(Task inputs)
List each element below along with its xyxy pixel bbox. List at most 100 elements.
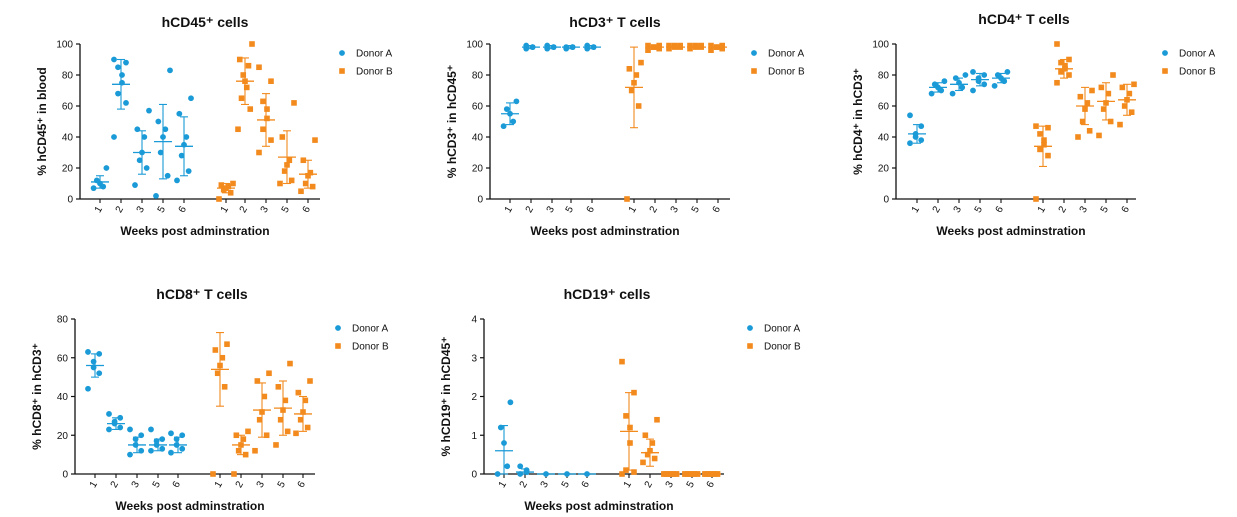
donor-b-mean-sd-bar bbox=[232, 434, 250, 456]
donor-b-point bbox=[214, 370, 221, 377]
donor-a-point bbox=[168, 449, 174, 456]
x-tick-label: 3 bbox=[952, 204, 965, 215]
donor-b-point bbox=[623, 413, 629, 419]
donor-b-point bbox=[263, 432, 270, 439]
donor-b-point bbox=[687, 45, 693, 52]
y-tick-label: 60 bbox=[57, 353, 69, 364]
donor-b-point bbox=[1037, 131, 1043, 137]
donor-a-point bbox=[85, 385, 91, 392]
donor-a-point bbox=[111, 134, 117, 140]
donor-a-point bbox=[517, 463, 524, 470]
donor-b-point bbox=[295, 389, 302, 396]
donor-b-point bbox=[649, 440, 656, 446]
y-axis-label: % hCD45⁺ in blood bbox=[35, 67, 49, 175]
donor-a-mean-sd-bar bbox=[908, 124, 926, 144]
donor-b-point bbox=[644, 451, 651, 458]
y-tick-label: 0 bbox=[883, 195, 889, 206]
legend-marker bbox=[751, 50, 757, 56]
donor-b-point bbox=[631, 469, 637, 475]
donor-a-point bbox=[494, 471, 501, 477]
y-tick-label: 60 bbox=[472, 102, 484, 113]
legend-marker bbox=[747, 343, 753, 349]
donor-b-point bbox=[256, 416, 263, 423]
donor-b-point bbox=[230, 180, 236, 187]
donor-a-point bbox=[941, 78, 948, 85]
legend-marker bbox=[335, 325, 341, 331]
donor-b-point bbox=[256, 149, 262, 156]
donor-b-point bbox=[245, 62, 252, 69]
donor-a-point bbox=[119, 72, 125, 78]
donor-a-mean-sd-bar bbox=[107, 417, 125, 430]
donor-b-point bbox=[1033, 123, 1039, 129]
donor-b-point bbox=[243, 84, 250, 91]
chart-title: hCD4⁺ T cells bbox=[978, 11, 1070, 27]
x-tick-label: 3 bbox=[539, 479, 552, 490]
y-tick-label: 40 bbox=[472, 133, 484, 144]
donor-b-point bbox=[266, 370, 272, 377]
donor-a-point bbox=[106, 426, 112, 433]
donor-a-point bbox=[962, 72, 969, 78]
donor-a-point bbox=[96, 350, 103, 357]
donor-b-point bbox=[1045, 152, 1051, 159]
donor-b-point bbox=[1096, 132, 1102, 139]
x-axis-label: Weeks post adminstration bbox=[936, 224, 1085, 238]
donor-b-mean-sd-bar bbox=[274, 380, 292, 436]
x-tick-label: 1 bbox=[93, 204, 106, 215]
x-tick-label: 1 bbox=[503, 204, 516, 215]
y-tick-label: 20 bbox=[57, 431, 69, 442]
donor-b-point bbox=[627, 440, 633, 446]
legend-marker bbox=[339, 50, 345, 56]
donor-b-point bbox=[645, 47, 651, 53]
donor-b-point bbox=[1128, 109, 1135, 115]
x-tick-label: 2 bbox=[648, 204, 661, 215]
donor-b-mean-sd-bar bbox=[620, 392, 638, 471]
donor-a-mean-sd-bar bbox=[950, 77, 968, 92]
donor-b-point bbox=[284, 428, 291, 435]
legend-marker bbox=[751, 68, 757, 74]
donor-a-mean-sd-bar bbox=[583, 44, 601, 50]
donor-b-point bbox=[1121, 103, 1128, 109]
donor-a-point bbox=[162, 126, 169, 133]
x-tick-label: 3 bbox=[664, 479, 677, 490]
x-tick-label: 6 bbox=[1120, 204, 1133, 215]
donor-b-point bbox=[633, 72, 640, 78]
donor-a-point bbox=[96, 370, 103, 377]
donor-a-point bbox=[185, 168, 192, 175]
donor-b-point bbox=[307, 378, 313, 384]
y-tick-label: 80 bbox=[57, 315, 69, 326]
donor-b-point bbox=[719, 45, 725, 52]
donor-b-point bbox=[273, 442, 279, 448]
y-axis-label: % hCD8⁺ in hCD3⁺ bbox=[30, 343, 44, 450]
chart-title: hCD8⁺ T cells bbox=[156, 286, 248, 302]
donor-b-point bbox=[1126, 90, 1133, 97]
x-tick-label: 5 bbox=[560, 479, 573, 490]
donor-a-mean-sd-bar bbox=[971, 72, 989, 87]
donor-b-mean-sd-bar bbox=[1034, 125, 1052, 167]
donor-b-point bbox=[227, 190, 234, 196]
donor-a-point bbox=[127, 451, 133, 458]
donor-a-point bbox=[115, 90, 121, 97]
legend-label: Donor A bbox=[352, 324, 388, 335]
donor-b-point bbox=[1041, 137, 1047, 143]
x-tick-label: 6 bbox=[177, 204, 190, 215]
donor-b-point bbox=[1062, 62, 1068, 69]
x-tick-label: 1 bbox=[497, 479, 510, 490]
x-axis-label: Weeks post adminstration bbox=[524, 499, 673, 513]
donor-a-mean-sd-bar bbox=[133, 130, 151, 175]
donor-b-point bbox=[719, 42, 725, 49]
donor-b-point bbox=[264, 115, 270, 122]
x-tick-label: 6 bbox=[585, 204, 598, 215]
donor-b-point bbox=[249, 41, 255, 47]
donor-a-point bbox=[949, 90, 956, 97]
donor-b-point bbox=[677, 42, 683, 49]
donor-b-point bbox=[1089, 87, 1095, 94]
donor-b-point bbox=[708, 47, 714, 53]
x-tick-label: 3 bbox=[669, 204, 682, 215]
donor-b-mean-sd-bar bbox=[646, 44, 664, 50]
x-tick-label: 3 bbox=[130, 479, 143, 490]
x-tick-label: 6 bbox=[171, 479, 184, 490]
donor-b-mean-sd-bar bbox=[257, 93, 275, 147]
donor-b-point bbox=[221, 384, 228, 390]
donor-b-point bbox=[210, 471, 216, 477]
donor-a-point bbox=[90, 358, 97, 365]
(End Task inputs)
_Work instruction_:
Apart from the images, please copy every line of the data exactly as written.

_Exercise solution_:
List each element below along with its xyxy pixel bbox. List at most 100 elements.
donor-b-mean-sd-bar bbox=[232, 434, 250, 456]
donor-b-point bbox=[214, 370, 221, 377]
donor-a-point bbox=[168, 449, 174, 456]
x-tick-label: 3 bbox=[952, 204, 965, 215]
donor-b-point bbox=[623, 413, 629, 419]
donor-b-point bbox=[263, 432, 270, 439]
donor-b-point bbox=[687, 45, 693, 52]
y-tick-label: 60 bbox=[57, 353, 69, 364]
donor-b-point bbox=[1037, 131, 1043, 137]
donor-a-point bbox=[85, 385, 91, 392]
donor-a-point bbox=[111, 134, 117, 140]
donor-a-point bbox=[517, 463, 524, 470]
donor-b-point bbox=[295, 389, 302, 396]
donor-b-point bbox=[649, 440, 656, 446]
y-axis-label: % hCD45⁺ in blood bbox=[35, 67, 49, 175]
donor-a-mean-sd-bar bbox=[908, 124, 926, 144]
donor-b-point bbox=[644, 451, 651, 458]
y-tick-label: 0 bbox=[883, 195, 889, 206]
legend-marker bbox=[751, 50, 757, 56]
donor-b-point bbox=[631, 469, 637, 475]
donor-a-point bbox=[494, 471, 501, 477]
y-tick-label: 60 bbox=[472, 102, 484, 113]
legend-marker bbox=[747, 343, 753, 349]
donor-b-point bbox=[256, 416, 263, 423]
donor-b-point bbox=[230, 180, 236, 187]
donor-a-point bbox=[941, 78, 948, 85]
legend-marker bbox=[335, 325, 341, 331]
donor-b-point bbox=[256, 149, 262, 156]
donor-b-point bbox=[245, 62, 252, 69]
donor-a-point bbox=[119, 72, 125, 78]
donor-a-mean-sd-bar bbox=[107, 417, 125, 430]
donor-b-point bbox=[1033, 123, 1039, 129]
donor-b-point bbox=[243, 84, 250, 91]
chart-title: hCD4⁺ T cells bbox=[978, 11, 1070, 27]
x-tick-label: 3 bbox=[539, 479, 552, 490]
y-tick-label: 40 bbox=[472, 133, 484, 144]
donor-b-point bbox=[266, 370, 272, 377]
donor-a-point bbox=[106, 426, 112, 433]
donor-a-point bbox=[962, 72, 969, 78]
donor-a-point bbox=[96, 350, 103, 357]
donor-b-point bbox=[1045, 152, 1051, 159]
donor-b-point bbox=[1096, 132, 1102, 139]
x-axis-label: Weeks post adminstration bbox=[936, 224, 1085, 238]
donor-b-mean-sd-bar bbox=[274, 380, 292, 436]
x-tick-label: 1 bbox=[93, 204, 106, 215]
x-tick-label: 1 bbox=[503, 204, 516, 215]
y-tick-label: 20 bbox=[57, 431, 69, 442]
donor-b-point bbox=[627, 440, 633, 446]
legend-marker bbox=[339, 50, 345, 56]
donor-b-point bbox=[645, 47, 651, 53]
donor-b-point bbox=[1128, 109, 1135, 115]
x-tick-label: 2 bbox=[648, 204, 661, 215]
donor-b-mean-sd-bar bbox=[620, 392, 638, 471]
donor-a-mean-sd-bar bbox=[950, 77, 968, 92]
donor-b-point bbox=[284, 428, 291, 435]
legend-marker bbox=[751, 68, 757, 74]
donor-a-mean-sd-bar bbox=[583, 44, 601, 50]
donor-b-point bbox=[1121, 103, 1128, 109]
donor-a-point bbox=[162, 126, 169, 133]
x-tick-label: 3 bbox=[664, 479, 677, 490]
x-tick-label: 6 bbox=[1120, 204, 1133, 215]
donor-b-point bbox=[633, 72, 640, 78]
donor-a-point bbox=[96, 370, 103, 377]
donor-a-point bbox=[185, 168, 192, 175]
donor-b-point bbox=[307, 378, 313, 384]
y-tick-label: 80 bbox=[57, 315, 69, 326]
donor-b-point bbox=[719, 45, 725, 52]
donor-b-point bbox=[273, 442, 279, 448]
y-axis-label: % hCD8⁺ in hCD3⁺ bbox=[30, 343, 44, 450]
chart-title: hCD8⁺ T cells bbox=[156, 286, 248, 302]
donor-b-point bbox=[1126, 90, 1133, 97]
x-tick-label: 5 bbox=[560, 479, 573, 490]
donor-a-mean-sd-bar bbox=[971, 72, 989, 87]
donor-b-mean-sd-bar bbox=[1034, 125, 1052, 167]
donor-b-point bbox=[227, 190, 234, 196]
donor-a-point bbox=[127, 451, 133, 458]
donor-a-point bbox=[115, 90, 121, 97]
legend-label: Donor A bbox=[352, 324, 388, 335]
donor-b-point bbox=[1041, 137, 1047, 143]
x-tick-label: 6 bbox=[177, 204, 190, 215]
donor-b-point bbox=[1062, 62, 1068, 69]
x-tick-label: 1 bbox=[497, 479, 510, 490]
x-axis-label: Weeks post adminstration bbox=[524, 499, 673, 513]
donor-a-mean-sd-bar bbox=[133, 130, 151, 175]
donor-b-point bbox=[719, 42, 725, 49]
donor-b-point bbox=[264, 115, 270, 122]
x-tick-label: 6 bbox=[585, 204, 598, 215]
donor-b-point bbox=[249, 41, 255, 47]
donor-a-point bbox=[949, 90, 956, 97]
donor-b-point bbox=[677, 42, 683, 49]
donor-b-point bbox=[1089, 87, 1095, 94]
donor-b-point bbox=[708, 47, 714, 53]
x-tick-label: 3 bbox=[669, 204, 682, 215]
donor-b-mean-sd-bar bbox=[646, 44, 664, 50]
x-tick-label: 3 bbox=[130, 479, 143, 490]
x-tick-label: 6 bbox=[171, 479, 184, 490]
donor-b-mean-sd-bar bbox=[257, 93, 275, 147]
donor-b-point bbox=[221, 384, 228, 390]
donor-b-point bbox=[210, 471, 216, 477]
donor-a-point bbox=[90, 358, 97, 365]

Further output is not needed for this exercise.